DIRECTIONS FOR THIS TASK |
Each line that contains the word "Exemplo" counts once; give the total for the records below and nothing else.

[BEGIN ENTRIES PROVIDED]

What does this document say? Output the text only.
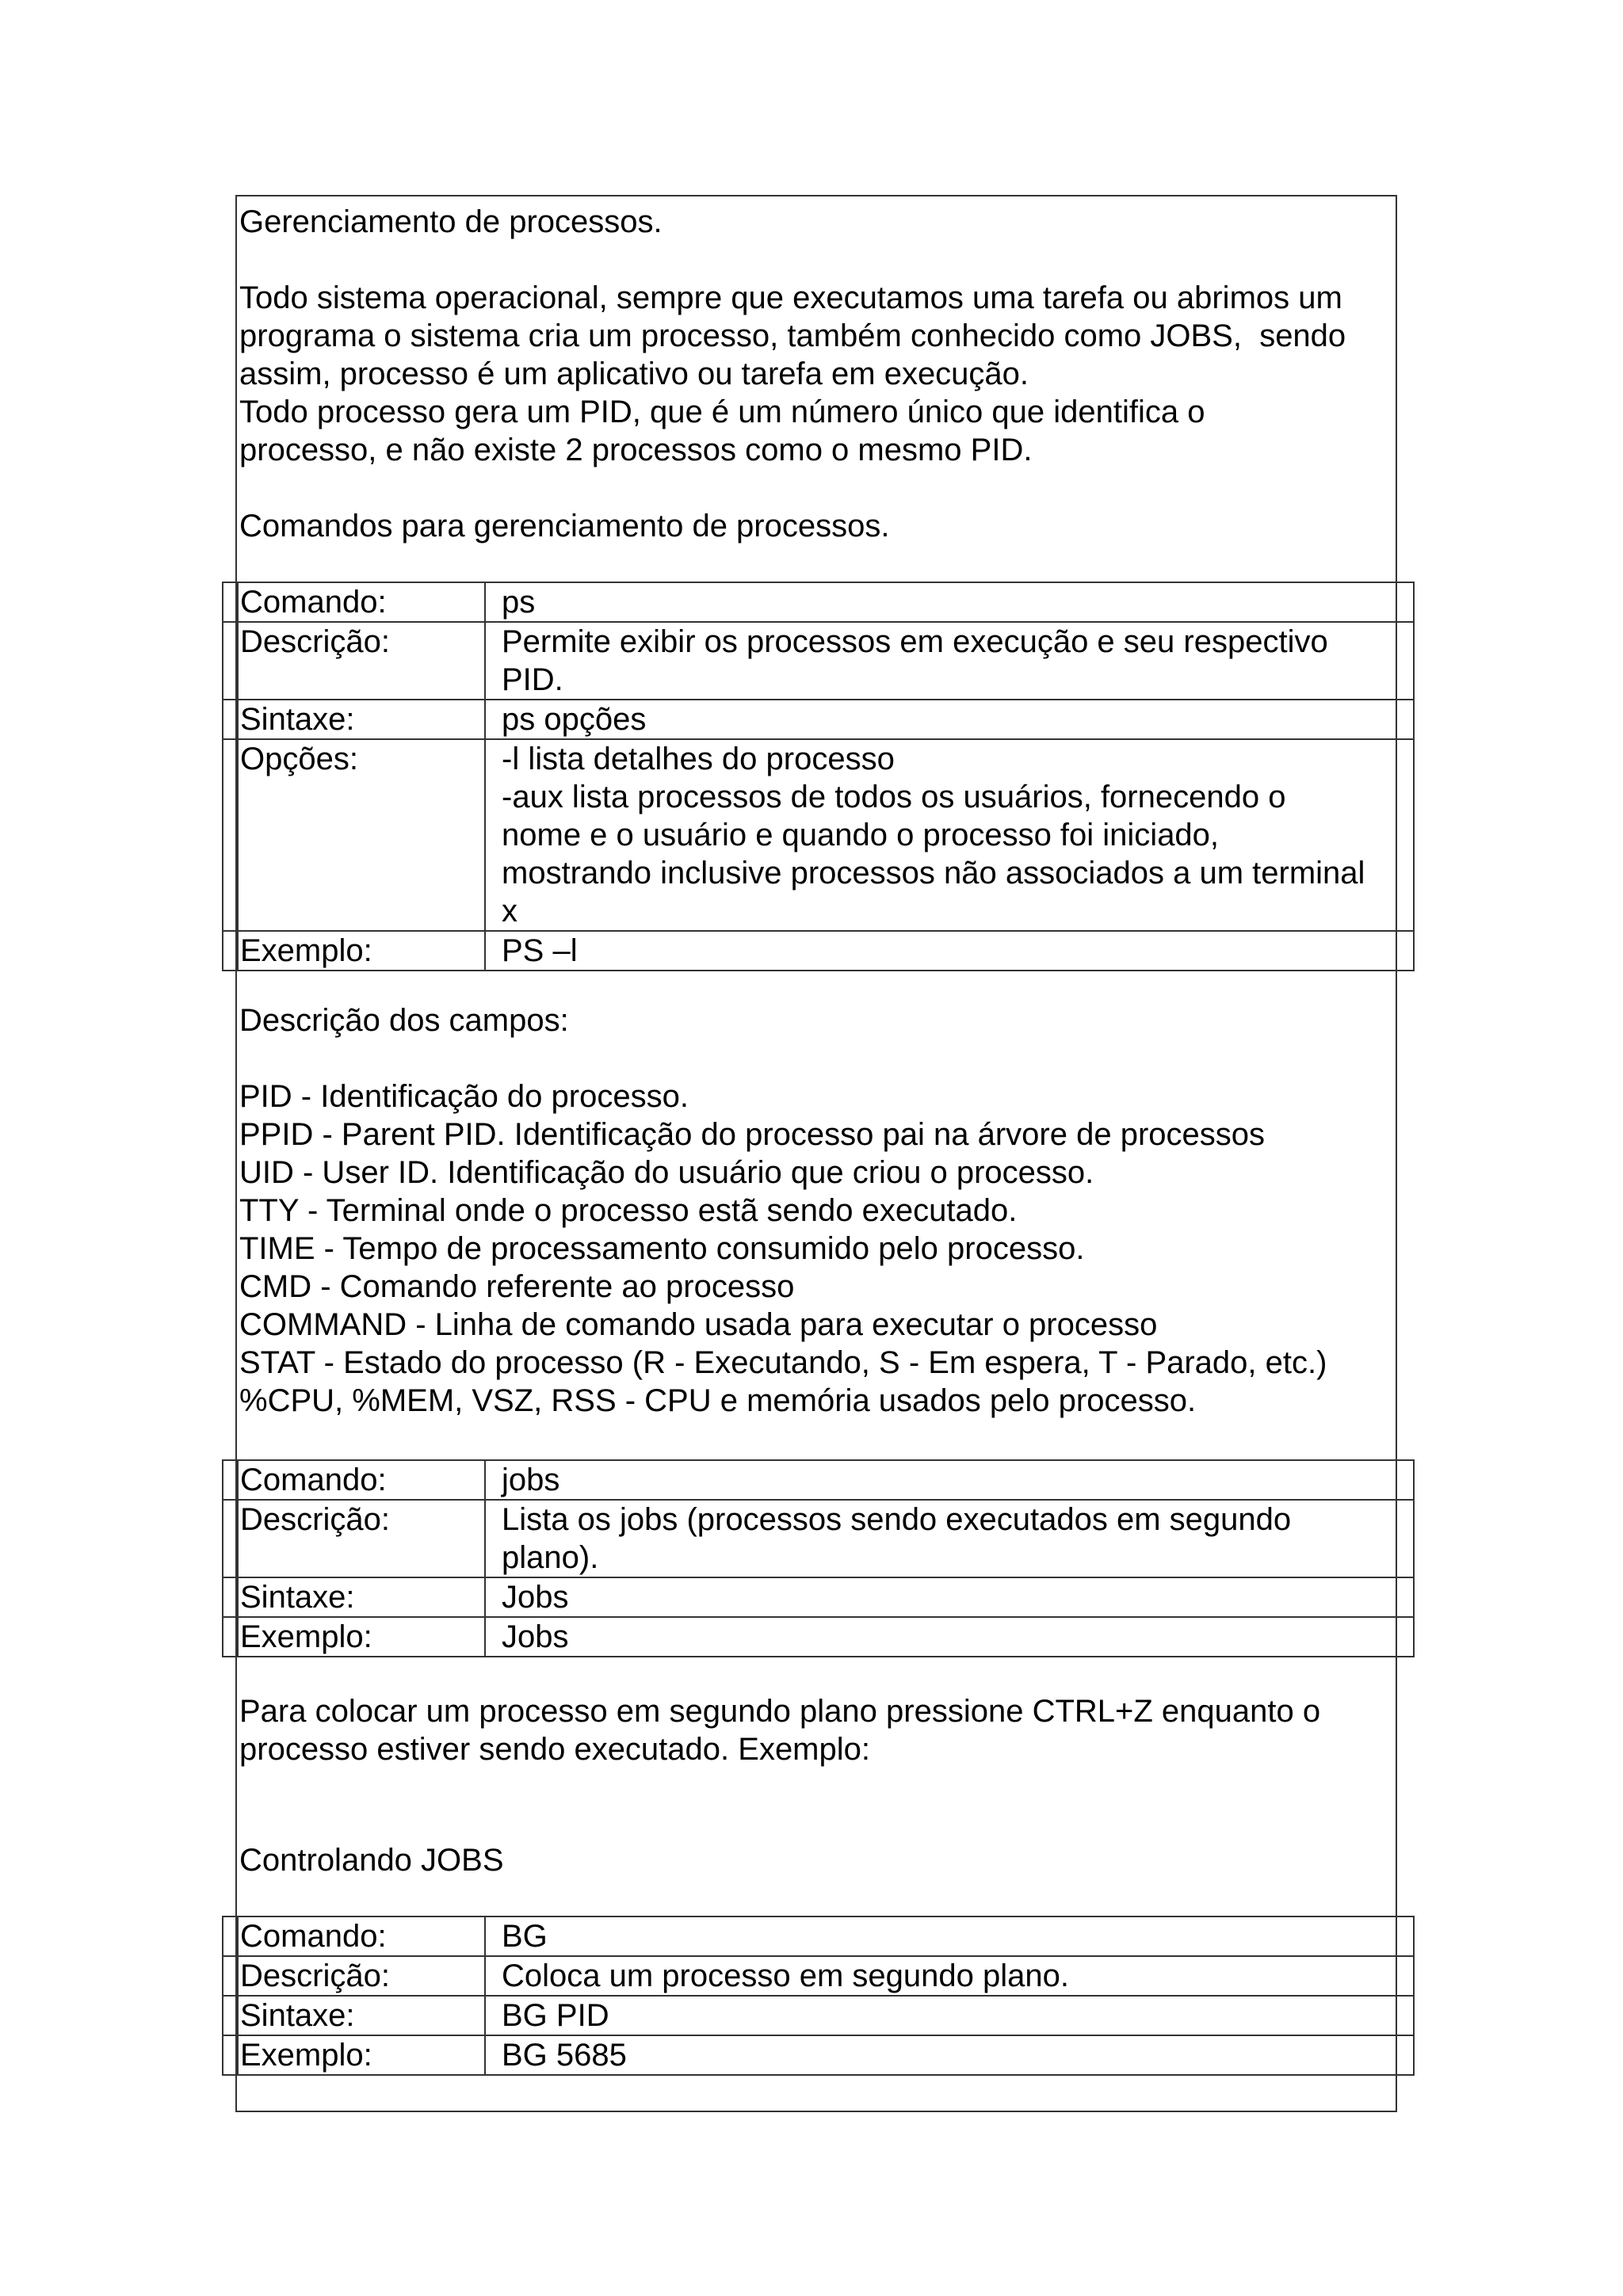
Gerenciamento de processos.

Todo sistema operacional, sempre que executamos uma tarefa ou abrimos um

programa o sistema cria um processo, também conhecido como JOBS,  sendo

assim, processo é um aplicativo ou tarefa em execução.

Todo processo gera um PID, que é um número único que identifica o

processo, e não existe 2 processos como o mesmo PID.

Comandos para gerenciamento de processos.

	Comando:	ps
	Descrição:	Permite exibir os processos em execução e seu respectivo
PID.
	Sintaxe:	ps opções
	Opções:	-l lista detalhes do processo
-aux lista processos de todos os usuários, fornecendo o
nome e o usuário e quando o processo foi iniciado,
mostrando inclusive processos não associados a um terminal
x
	Exemplo:	PS –l

Descrição dos campos:

PID - Identificação do processo.

PPID - Parent PID. Identificação do processo pai na árvore de processos

UID - User ID. Identificação do usuário que criou o processo.

TTY - Terminal onde o processo estã sendo executado.

TIME - Tempo de processamento consumido pelo processo.

CMD - Comando referente ao processo

COMMAND - Linha de comando usada para executar o processo

STAT - Estado do processo (R - Executando, S - Em espera, T - Parado, etc.)

%CPU, %MEM, VSZ, RSS - CPU e memória usados pelo processo.

	Comando:	jobs
	Descrição:	Lista os jobs (processos sendo executados em segundo
plano).
	Sintaxe:	Jobs
	Exemplo:	Jobs

Para colocar um processo em segundo plano pressione CTRL+Z enquanto o

processo estiver sendo executado. Exemplo:

Controlando JOBS

	Comando:	BG
	Descrição:	Coloca um processo em segundo plano.
	Sintaxe:	BG PID
	Exemplo:	BG 5685
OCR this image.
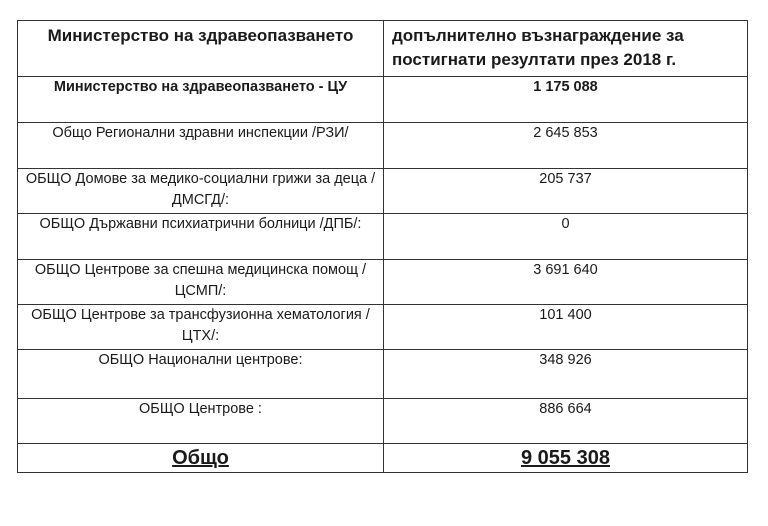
Министерство на здравеопазването	допълнително възнаграждение за постигнати резултати през 2018 г.
Министерство на здравеопазването - ЦУ	1 175 088
Общо Регионални здравни инспекции /РЗИ/	2 645 853
ОБЩО Домове за медико-социални грижи за деца /ДМСГД/:	205 737
ОБЩО Държавни психиатрични болници /ДПБ/:	0
ОБЩО Центрове за спешна медицинска помощ /ЦСМП/:	3 691 640
ОБЩО Центрове за трансфузионна хематология /ЦТХ/:	101 400
ОБЩО Национални центрове:	348 926
ОБЩО Центрове :	886 664
Общо	9 055 308
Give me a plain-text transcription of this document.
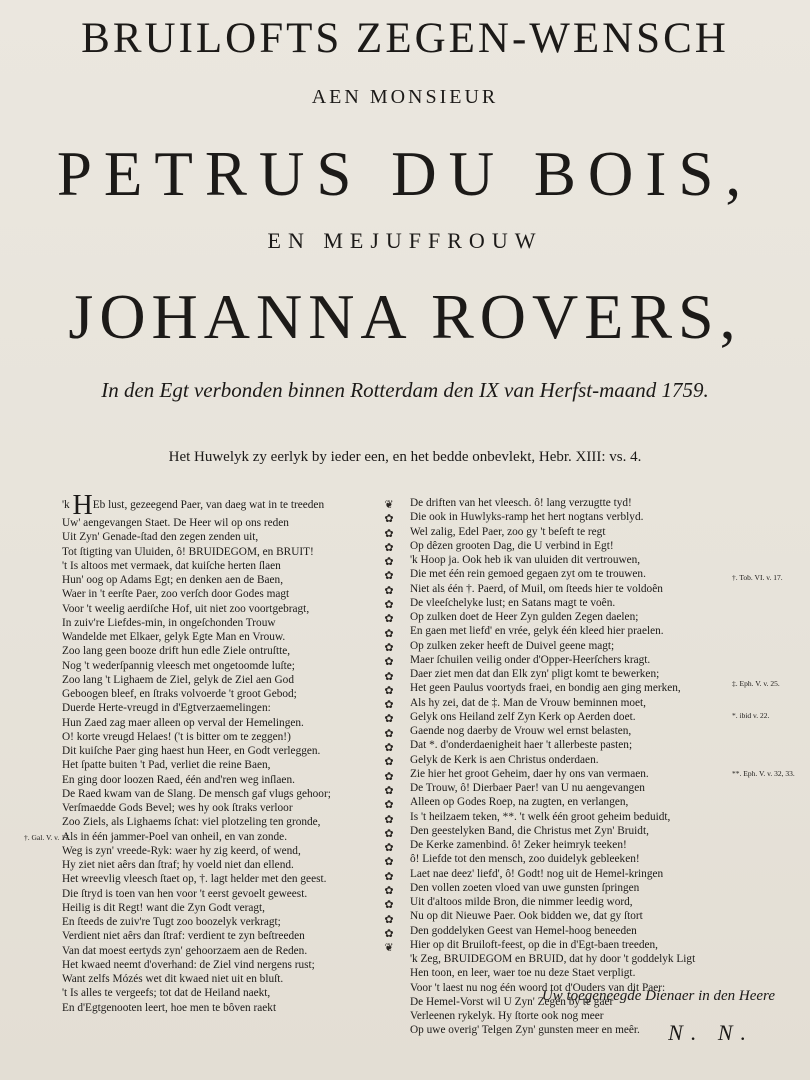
BRUILOFTS ZEGEN-WENSCH
AEN MONSIEUR
PETRUS DU BOIS,
EN MEJUFFROUW
JOHANNA ROVERS,
In den Egt verbonden binnen Rotterdam den IX van Herfst-maand 1759.
Het Huwelyk zy eerlyk by ieder een, en het bedde onbevlekt, Hebr. XIII: vs. 4.
'k HEb lust, gezeegend Paer, van daeg wat in te treeden
Uw' aengevangen Staet. De Heer wil op ons reden
Uit Zyn' Genade-ſtad den zegen zenden uit,
Tot ſtigting van Uluiden, ô! BRUIDEGOM, en BRUIT!
't Is altoos met vermaek, dat kuiſche herten ſlaen
Hun' oog op Adams Egt; en denken aen de Baen,
Waer in 't eerſte Paer, zoo verſch door Godes magt
Voor 't weelig aerdiſche Hof, uit niet zoo voortgebragt,
In zuiv're Liefdes-min, in ongeſchonden Trouw
Wandelde met Elkaer, gelyk Egte Man en Vrouw.
Zoo lang geen booze drift hun edle Ziele ontruſtte,
Nog 't wederſpannig vleesch met ongetoomde luſte;
Zoo lang 't Lighaem de Ziel, gelyk de Ziel aen God
Geboogen bleef, en ſtraks volvoerde 't groot Gebod;
Duerde Herte-vreugd in d'Egtverzaemelingen:
Hun Zaed zag maer alleen op verval der Hemelingen.
O! korte vreugd Helaes! ('t is bitter om te zeggen!)
Dit kuiſche Paer ging haest hun Heer, en Godt verleggen.
Het ſpatte buiten 't Pad, verliet die reine Baen,
En ging door loozen Raed, één and'ren weg inſlaen.
De Raed kwam van de Slang. De mensch gaf vlugs gehoor;
Verſmaedde Gods Bevel; wes hy ook ſtraks verloor
Zoo Ziels, als Lighaems ſchat: viel plotzeling ten gronde,
Als in één jammer-Poel van onheil, en van zonde.
Weg is zyn' vreede-Ryk: waer hy zig keerd, of wend,
Hy ziet niet aêrs dan ſtraf; hy voeld niet dan ellend.
Het wreevlig vleesch ſtaet op, †. lagt helder met den geest.
Die ſtryd is toen van hen voor 't eerst gevoelt geweest.
Heilig is dit Regt! want die Zyn Godt veragt,
En ſteeds de zuiv're Tugt zoo boozelyk verkragt;
Verdient niet aêrs dan ſtraf: verdient te zyn beſtreeden
Van dat moest eertyds zyn' gehoorzaem aen de Reden.
Het kwaed neemt d'overhand: de Ziel vind nergens rust;
Want zelfs Mózés wet dit kwaed niet uit en bluſt.
't Is alles te vergeefs; tot dat de Heiland naekt,
En d'Egtgenooten leert, hoe men te bôven raekt
❦
✿
✿
✿
✿
✿
✿
✿
✿
✿
✿
✿
✿
✿
✿
✿
✿
✿
✿
✿
✿
✿
✿
✿
✿
✿
✿
✿
✿
✿
✿
❦
De driften van het vleesch. ô! lang verzugtte tyd!
Die ook in Huwlyks-ramp het hert nogtans verblyd.
Wel zalig, Edel Paer, zoo gy 't beſeft te regt
Op dêzen grooten Dag, die U verbind in Egt!
'k Hoop ja. Ook heb ik van uluiden dit vertrouwen,
Die met één rein gemoed gegaen zyt om te trouwen.
Niet als één †. Paerd, of Muil, om ſteeds hier te voldoên
De vleeſchelyke lust; en Satans magt te voên.
Op zulken doet de Heer Zyn gulden Zegen daelen;
En gaen met liefd' en vrée, gelyk één kleed hier praelen.
Op zulken zeker heeft de Duivel geene magt;
Maer ſchuilen veilig onder d'Opper-Heerſchers kragt.
Daer ziet men dat dan Elk zyn' pligt komt te bewerken;
Het geen Paulus voortyds fraei, en bondig aen ging merken,
Als hy zei, dat de ‡. Man de Vrouw beminnen moet,
Gelyk ons Heiland zelf Zyn Kerk op Aerden doet.
Gaende nog daerby de Vrouw wel ernst belasten,
Dat *. d'onderdaenigheit haer 't allerbeste pasten;
Gelyk de Kerk is aen Christus onderdaen.
Zie hier het groot Geheim, daer hy ons van vermaen.
De Trouw, ô! Dierbaer Paer! van U nu aengevangen
Alleen op Godes Roep, na zugten, en verlangen,
Is 't heilzaem teken, **. 't welk één groot geheim beduidt,
Den geestelyken Band, die Christus met Zyn' Bruidt,
De Kerke zamenbind. ô! Zeker heimryk teeken!
ô! Liefde tot den mensch, zoo duidelyk gebleeken!
Laet nae deez' liefd', ô! Godt! nog uit de Hemel-kringen
Den vollen zoeten vloed van uwe gunsten ſpringen
Uit d'altoos milde Bron, die nimmer leedig word,
Nu op dit Nieuwe Paer. Ook bidden we, dat gy ſtort
Den goddelyken Geest van Hemel-hoog beneeden
Hier op dit Bruiloft-feest, op die in d'Egt-baen treeden,
'k Zeg, BRUIDEGOM en BRUID, dat hy door 't goddelyk Ligt
Hen toon, en leer, waer toe nu deze Staet verpligt.
Voor 't laest nu nog één woord tot d'Ouders van dit Paer:
De Hemel-Vorst wil U Zyn' Zegen by te gaer
Verleenen rykelyk. Hy ſtorte ook nog meer
Op uwe overig' Telgen Zyn' gunsten meer en meêr.
†. Gal. V. v. 17.
†. Tob. VI. v. 17.
‡. Eph. V. v. 25.
*. ibid v. 22.
**. Eph. V. v. 32, 33.
Uw toegeneegde Dienaer in den Heere
N. N.
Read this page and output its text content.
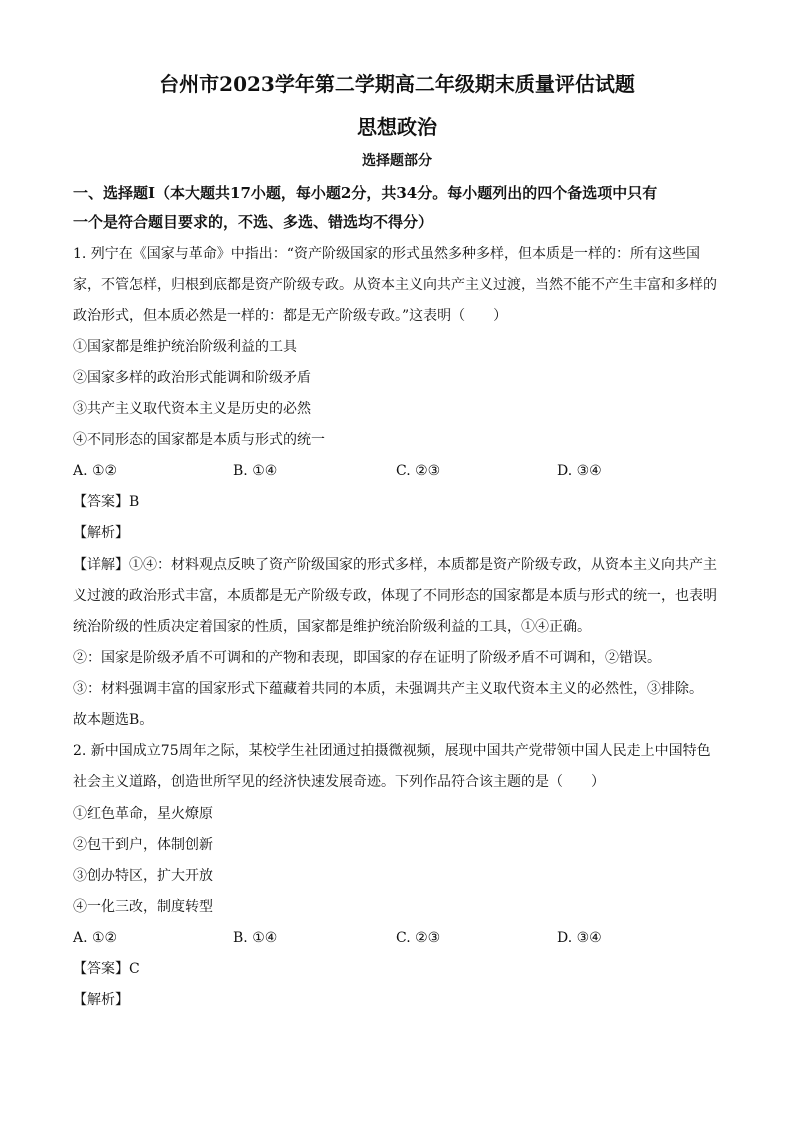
台州市2023学年第二学期高二年级期末质量评估试题
思想政治
选择题部分
一、选择题Ⅰ（本大题共17小题，每小题2分，共34分。每小题列出的四个备选项中只有
一个是符合题目要求的，不选、多选、错选均不得分）
1. 列宁在《国家与革命》中指出：“资产阶级国家的形式虽然多种多样，但本质是一样的：所有这些国
家，不管怎样，归根到底都是资产阶级专政。从资本主义向共产主义过渡，当然不能不产生丰富和多样的
政治形式，但本质必然是一样的：都是无产阶级专政。”这表明（　　）
①国家都是维护统治阶级利益的工具
②国家多样的政治形式能调和阶级矛盾
③共产主义取代资本主义是历史的必然
④不同形态的国家都是本质与形式的统一
A. ①②	B. ①④	C. ②③	D. ③④
【答案】B
【解析】
【详解】①④：材料观点反映了资产阶级国家的形式多样，本质都是资产阶级专政，从资本主义向共产主
义过渡的政治形式丰富，本质都是无产阶级专政，体现了不同形态的国家都是本质与形式的统一，也表明
统治阶级的性质决定着国家的性质，国家都是维护统治阶级利益的工具，①④正确。
②：国家是阶级矛盾不可调和的产物和表现，即国家的存在证明了阶级矛盾不可调和，②错误。
③：材料强调丰富的国家形式下蕴藏着共同的本质，未强调共产主义取代资本主义的必然性，③排除。
故本题选B。
2. 新中国成立75周年之际，某校学生社团通过拍摄微视频，展现中国共产党带领中国人民走上中国特色
社会主义道路，创造世所罕见的经济快速发展奇迹。下列作品符合该主题的是（　　）
①红色革命，星火燎原
②包干到户，体制创新
③创办特区，扩大开放
④一化三改，制度转型
A. ①②	B. ①④	C. ②③	D. ③④
【答案】C
【解析】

[END ENTRIES PROVIDED]

SOLUTION FOR THIS PROBLEM |
4